--- EXERCISE DIRECTIONS ---
Make an exact copy of the entries, taking out every picture.

--- EXCERPTED DATA ---

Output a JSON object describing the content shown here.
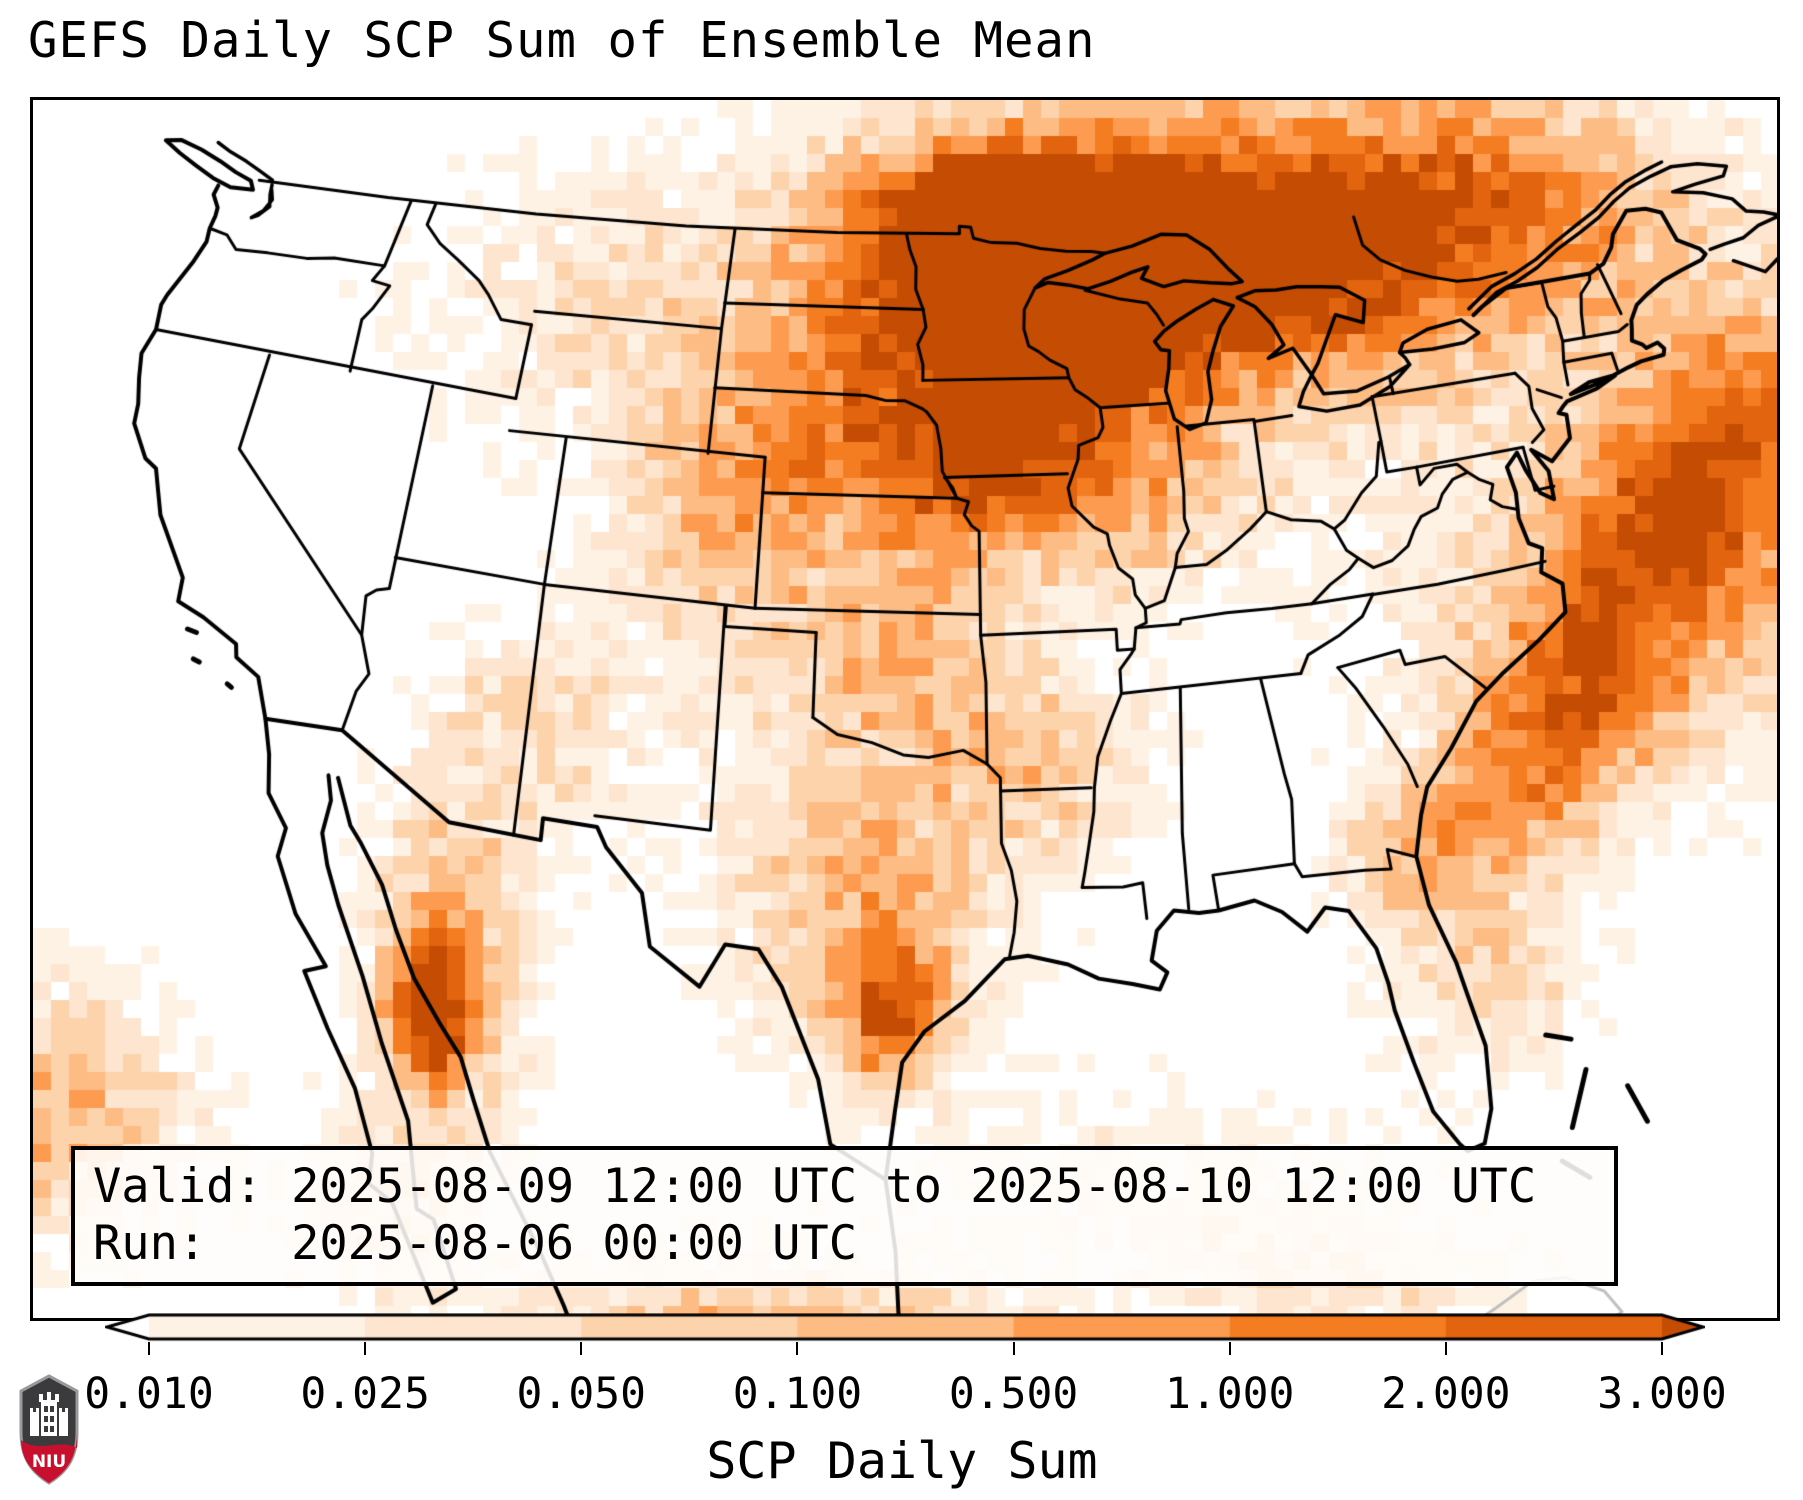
{
  "title": "GEFS Daily SCP Sum of Ensemble Mean",
  "info_box": {
    "valid_line": "Valid: 2025-08-09 12:00 UTC to 2025-08-10 12:00 UTC",
    "run_line": "Run:   2025-08-06 00:00 UTC"
  },
  "colorbar": {
    "label": "SCP Daily Sum",
    "tick_labels": [
      "0.010",
      "0.025",
      "0.050",
      "0.100",
      "0.500",
      "1.000",
      "2.000",
      "3.000"
    ],
    "colors": [
      "#ffffff",
      "#fef2e4",
      "#fde5cf",
      "#fdd3ac",
      "#fdbc84",
      "#fd9c51",
      "#f57d21",
      "#e2640e",
      "#c54c03"
    ],
    "extend": "both"
  },
  "logo": {
    "text": "NIU",
    "shield_dark": "#3b3b3d",
    "shield_red": "#c8102e",
    "outline": "#9a9a9a"
  },
  "map": {
    "land_border_color": "#000000",
    "foreign_water_outline_color": "#c0c0c0",
    "background": "#ffffff"
  },
  "chart_data": {
    "type": "heatmap",
    "title": "GEFS Daily SCP Sum of Ensemble Mean",
    "variable": "SCP Daily Sum",
    "valid": "2025-08-09 12:00 UTC to 2025-08-10 12:00 UTC",
    "run": "2025-08-06 00:00 UTC",
    "region": "CONUS with southern Canada, northern Mexico, Gulf of Mexico and western Atlantic (Lambert conformal view)",
    "colorbar_boundaries": [
      0.01,
      0.025,
      0.05,
      0.1,
      0.5,
      1.0,
      2.0,
      3.0
    ],
    "colorbar_extend": "both",
    "legend_position": "bottom",
    "grid": "coarse ensemble grid (~0.5 deg blocky cells)",
    "notable_features": [
      {
        "area": "northern Minnesota / western Ontario",
        "scp_daily_sum": "2 to >3 (domain maximum)"
      },
      {
        "area": "Wisconsin and Upper Michigan / Lake Superior",
        "scp_daily_sum": "1–2"
      },
      {
        "area": "eastern Dakotas, Nebraska, Iowa, Kansas plains",
        "scp_daily_sum": "0.1–0.5"
      },
      {
        "area": "central and coastal south Texas",
        "scp_daily_sum": "0.5–2"
      },
      {
        "area": "western Atlantic off the Carolinas toward New England",
        "scp_daily_sum": "0.1–1"
      },
      {
        "area": "Sonora / northwest Mexico",
        "scp_daily_sum": "0.5–2"
      },
      {
        "area": "southern Quebec / Ontario",
        "scp_daily_sum": "0.1–0.5"
      },
      {
        "area": "Great Basin, Pacific coast states, mid-Atlantic, interior Southeast, New England",
        "scp_daily_sum": "< 0.01"
      }
    ]
  }
}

--- RESPONSE BELOW ---
Output a JSON object describing the content shown here.
{
  "title": "GEFS Daily SCP Sum of Ensemble Mean",
  "info_box": {
    "valid_line": "Valid: 2025-08-09 12:00 UTC to 2025-08-10 12:00 UTC",
    "run_line": "Run:   2025-08-06 00:00 UTC"
  },
  "colorbar": {
    "label": "SCP Daily Sum",
    "tick_labels": [
      "0.010",
      "0.025",
      "0.050",
      "0.100",
      "0.500",
      "1.000",
      "2.000",
      "3.000"
    ],
    "colors": [
      "#ffffff",
      "#fef2e4",
      "#fde5cf",
      "#fdd3ac",
      "#fdbc84",
      "#fd9c51",
      "#f57d21",
      "#e2640e",
      "#c54c03"
    ],
    "extend": "both"
  },
  "logo": {
    "text": "NIU",
    "shield_dark": "#3b3b3d",
    "shield_red": "#c8102e",
    "outline": "#9a9a9a"
  },
  "map": {
    "land_border_color": "#000000",
    "foreign_water_outline_color": "#c0c0c0",
    "background": "#ffffff"
  },
  "chart_data": {
    "type": "heatmap",
    "title": "GEFS Daily SCP Sum of Ensemble Mean",
    "variable": "SCP Daily Sum",
    "valid": "2025-08-09 12:00 UTC to 2025-08-10 12:00 UTC",
    "run": "2025-08-06 00:00 UTC",
    "region": "CONUS with southern Canada, northern Mexico, Gulf of Mexico and western Atlantic (Lambert conformal view)",
    "colorbar_boundaries": [
      0.01,
      0.025,
      0.05,
      0.1,
      0.5,
      1.0,
      2.0,
      3.0
    ],
    "colorbar_extend": "both",
    "legend_position": "bottom",
    "grid": "coarse ensemble grid (~0.5 deg blocky cells)",
    "notable_features": [
      {
        "area": "northern Minnesota / western Ontario",
        "scp_daily_sum": "2 to >3 (domain maximum)"
      },
      {
        "area": "Wisconsin and Upper Michigan / Lake Superior",
        "scp_daily_sum": "1–2"
      },
      {
        "area": "eastern Dakotas, Nebraska, Iowa, Kansas plains",
        "scp_daily_sum": "0.1–0.5"
      },
      {
        "area": "central and coastal south Texas",
        "scp_daily_sum": "0.5–2"
      },
      {
        "area": "western Atlantic off the Carolinas toward New England",
        "scp_daily_sum": "0.1–1"
      },
      {
        "area": "Sonora / northwest Mexico",
        "scp_daily_sum": "0.5–2"
      },
      {
        "area": "southern Quebec / Ontario",
        "scp_daily_sum": "0.1–0.5"
      },
      {
        "area": "Great Basin, Pacific coast states, mid-Atlantic, interior Southeast, New England",
        "scp_daily_sum": "< 0.01"
      }
    ]
  }
}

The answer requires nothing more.